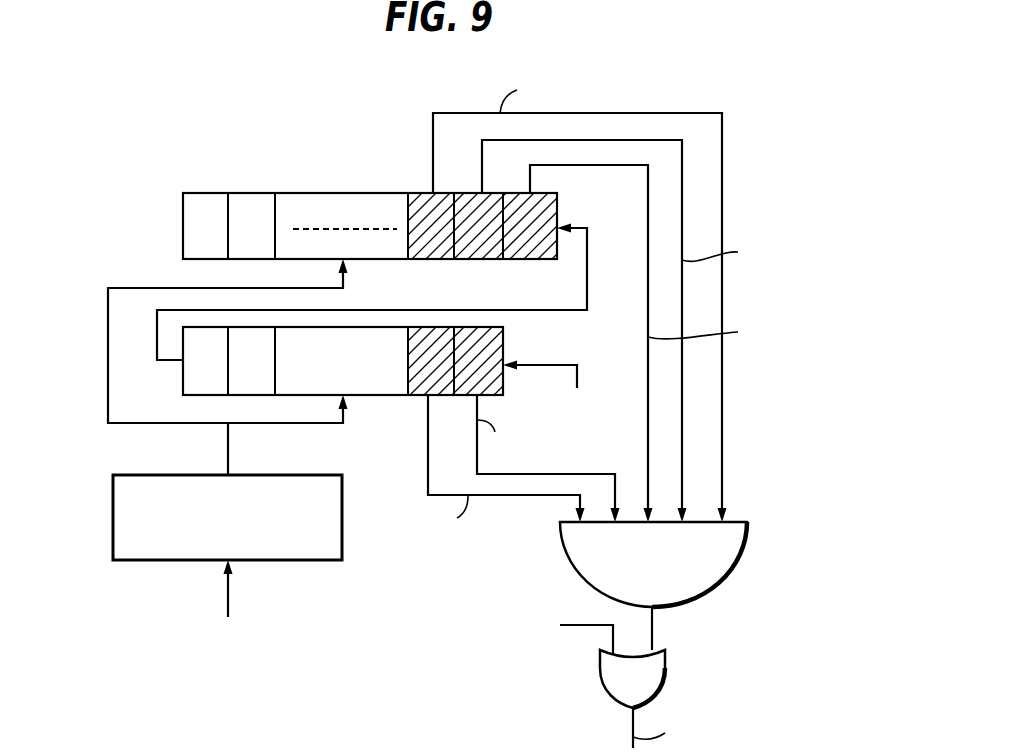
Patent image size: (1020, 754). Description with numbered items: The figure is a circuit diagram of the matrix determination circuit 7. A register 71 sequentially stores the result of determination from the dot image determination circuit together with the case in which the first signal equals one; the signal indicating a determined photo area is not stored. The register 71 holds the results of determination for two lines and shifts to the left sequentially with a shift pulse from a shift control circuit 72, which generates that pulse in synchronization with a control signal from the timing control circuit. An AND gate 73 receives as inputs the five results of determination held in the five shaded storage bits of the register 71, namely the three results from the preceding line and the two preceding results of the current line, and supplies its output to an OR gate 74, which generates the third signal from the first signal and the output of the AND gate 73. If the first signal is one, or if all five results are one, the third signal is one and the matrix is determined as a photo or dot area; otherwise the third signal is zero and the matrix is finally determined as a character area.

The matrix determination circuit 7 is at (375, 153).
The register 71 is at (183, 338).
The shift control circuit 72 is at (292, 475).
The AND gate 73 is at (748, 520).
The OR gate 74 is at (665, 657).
----------
Reproduce the material above word for word, omitting the picture.

Patent image size: (1020, 754). Description with numbered items: The figure is a circuit diagram of the matrix determination circuit 7. A register 71 sequentially stores the result of determination from the dot image determination circuit together with the case in which the first signal equals one; the signal indicating a determined photo area is not stored. The register 71 holds the results of determination for two lines and shifts to the left sequentially with a shift pulse from a shift control circuit 72, which generates that pulse in synchronization with a control signal from the timing control circuit. An AND gate 73 receives as inputs the five results of determination held in the five shaded storage bits of the register 71, namely the three results from the preceding line and the two preceding results of the current line, and supplies its output to an OR gate 74, which generates the third signal from the first signal and the output of the AND gate 73. If the first signal is one, or if all five results are one, the third signal is one and the matrix is determined as a photo or dot area; otherwise the third signal is zero and the matrix is finally determined as a character area.

The matrix determination circuit 7 is at (375, 153).
The register 71 is at (183, 338).
The shift control circuit 72 is at (292, 475).
The AND gate 73 is at (748, 520).
The OR gate 74 is at (665, 657).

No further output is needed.